Structured figure records:
※

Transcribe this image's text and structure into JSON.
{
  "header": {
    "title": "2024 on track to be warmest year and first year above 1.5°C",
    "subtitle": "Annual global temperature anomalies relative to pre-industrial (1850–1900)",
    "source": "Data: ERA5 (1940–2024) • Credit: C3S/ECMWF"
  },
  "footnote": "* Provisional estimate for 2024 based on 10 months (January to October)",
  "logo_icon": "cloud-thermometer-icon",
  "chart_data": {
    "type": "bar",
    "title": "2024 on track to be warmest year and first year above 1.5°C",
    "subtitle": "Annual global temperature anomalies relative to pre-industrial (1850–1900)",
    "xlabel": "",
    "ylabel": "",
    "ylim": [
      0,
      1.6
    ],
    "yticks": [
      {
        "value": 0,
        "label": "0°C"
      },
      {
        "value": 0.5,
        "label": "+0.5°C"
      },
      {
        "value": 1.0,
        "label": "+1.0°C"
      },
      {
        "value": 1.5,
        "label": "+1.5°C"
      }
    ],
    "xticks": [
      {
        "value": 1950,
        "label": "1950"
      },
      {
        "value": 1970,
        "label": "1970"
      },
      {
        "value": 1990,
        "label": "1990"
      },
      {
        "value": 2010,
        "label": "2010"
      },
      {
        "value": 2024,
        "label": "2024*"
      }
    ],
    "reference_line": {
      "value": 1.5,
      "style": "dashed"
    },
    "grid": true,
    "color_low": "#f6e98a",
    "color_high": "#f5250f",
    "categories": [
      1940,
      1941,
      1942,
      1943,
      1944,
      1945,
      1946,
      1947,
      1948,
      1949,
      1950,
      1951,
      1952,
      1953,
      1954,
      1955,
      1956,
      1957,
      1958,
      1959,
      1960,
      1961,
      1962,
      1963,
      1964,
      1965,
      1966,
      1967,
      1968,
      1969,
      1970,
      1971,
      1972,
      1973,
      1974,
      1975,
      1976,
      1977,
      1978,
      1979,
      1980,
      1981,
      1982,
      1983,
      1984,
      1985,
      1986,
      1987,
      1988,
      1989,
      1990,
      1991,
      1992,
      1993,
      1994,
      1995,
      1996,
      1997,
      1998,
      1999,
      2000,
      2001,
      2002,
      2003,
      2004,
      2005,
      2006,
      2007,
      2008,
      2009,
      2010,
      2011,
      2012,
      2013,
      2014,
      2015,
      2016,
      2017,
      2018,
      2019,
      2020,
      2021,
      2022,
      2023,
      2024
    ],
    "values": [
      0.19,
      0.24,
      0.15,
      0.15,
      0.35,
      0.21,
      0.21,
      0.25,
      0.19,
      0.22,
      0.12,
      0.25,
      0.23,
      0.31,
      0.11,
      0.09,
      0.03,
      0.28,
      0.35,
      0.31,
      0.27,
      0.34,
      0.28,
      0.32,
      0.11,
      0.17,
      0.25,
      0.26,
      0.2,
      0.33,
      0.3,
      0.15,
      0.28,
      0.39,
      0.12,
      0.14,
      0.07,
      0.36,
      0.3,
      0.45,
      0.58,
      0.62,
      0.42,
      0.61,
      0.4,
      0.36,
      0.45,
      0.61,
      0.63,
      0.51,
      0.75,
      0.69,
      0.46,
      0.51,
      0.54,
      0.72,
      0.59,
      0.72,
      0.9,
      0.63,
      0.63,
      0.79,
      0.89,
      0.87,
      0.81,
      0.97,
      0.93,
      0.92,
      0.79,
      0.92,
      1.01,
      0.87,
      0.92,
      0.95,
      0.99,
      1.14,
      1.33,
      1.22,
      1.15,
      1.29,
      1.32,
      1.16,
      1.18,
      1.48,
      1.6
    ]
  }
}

※

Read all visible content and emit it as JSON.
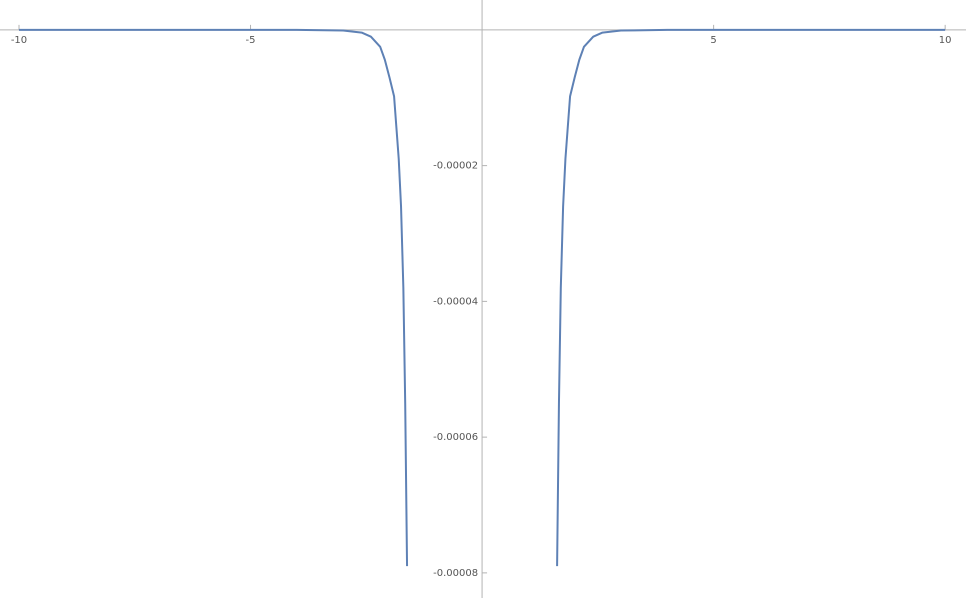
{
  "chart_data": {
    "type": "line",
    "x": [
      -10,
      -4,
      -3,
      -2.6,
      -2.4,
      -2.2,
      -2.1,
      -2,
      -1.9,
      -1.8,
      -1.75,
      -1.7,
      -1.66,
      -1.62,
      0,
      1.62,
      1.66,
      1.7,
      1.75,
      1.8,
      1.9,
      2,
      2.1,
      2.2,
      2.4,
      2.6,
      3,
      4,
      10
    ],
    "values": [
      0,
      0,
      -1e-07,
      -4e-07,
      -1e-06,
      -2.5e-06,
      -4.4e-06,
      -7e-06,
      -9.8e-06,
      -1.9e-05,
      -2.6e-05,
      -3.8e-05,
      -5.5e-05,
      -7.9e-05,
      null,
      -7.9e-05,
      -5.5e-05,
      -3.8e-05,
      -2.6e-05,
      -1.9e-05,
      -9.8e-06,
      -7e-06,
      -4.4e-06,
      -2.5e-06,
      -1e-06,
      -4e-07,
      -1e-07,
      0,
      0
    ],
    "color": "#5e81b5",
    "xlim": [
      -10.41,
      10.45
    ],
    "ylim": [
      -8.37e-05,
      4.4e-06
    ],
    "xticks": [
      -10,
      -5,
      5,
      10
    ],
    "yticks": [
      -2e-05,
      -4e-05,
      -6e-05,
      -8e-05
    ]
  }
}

※

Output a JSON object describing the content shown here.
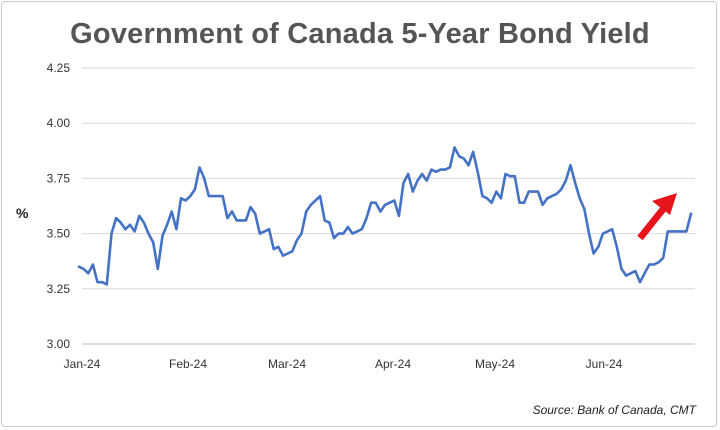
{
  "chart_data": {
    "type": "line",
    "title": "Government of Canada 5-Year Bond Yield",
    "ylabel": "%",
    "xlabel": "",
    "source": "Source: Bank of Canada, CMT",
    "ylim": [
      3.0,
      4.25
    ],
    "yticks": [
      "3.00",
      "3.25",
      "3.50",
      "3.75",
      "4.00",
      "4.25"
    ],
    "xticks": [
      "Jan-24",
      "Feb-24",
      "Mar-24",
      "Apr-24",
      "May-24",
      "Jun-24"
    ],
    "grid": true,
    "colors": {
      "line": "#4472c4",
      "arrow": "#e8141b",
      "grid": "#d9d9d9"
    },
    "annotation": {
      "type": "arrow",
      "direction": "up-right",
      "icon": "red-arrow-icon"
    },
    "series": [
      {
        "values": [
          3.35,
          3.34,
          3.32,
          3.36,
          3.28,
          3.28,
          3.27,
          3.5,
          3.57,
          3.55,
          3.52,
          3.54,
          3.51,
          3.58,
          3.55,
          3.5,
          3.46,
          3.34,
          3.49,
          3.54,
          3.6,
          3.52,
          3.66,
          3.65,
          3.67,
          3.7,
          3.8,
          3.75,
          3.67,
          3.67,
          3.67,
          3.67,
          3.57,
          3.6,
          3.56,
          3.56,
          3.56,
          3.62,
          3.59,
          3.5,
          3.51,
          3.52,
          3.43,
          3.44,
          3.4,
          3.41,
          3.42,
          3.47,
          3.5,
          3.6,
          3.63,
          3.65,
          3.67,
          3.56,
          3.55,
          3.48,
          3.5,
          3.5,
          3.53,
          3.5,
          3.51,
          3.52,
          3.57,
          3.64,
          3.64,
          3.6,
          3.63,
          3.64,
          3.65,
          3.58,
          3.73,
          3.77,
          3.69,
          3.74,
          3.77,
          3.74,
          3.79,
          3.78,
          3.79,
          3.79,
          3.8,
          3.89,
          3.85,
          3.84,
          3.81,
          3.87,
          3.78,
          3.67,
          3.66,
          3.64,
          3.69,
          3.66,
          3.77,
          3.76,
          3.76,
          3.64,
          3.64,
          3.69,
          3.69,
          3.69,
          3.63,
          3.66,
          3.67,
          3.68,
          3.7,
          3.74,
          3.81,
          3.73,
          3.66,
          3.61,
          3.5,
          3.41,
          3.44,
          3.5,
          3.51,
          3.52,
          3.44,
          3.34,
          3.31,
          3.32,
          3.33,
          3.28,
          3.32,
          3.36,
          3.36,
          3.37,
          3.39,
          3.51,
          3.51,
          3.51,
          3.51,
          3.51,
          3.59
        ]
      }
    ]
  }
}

※

Problem statement: In the records above, locate the lines holding the word "JSON". Copy each of them.

Response to this exercise:
Transcribe this image's text and structure into JSON.
Read all visible content and emit it as JSON.
Output a JSON object describing the content shown here.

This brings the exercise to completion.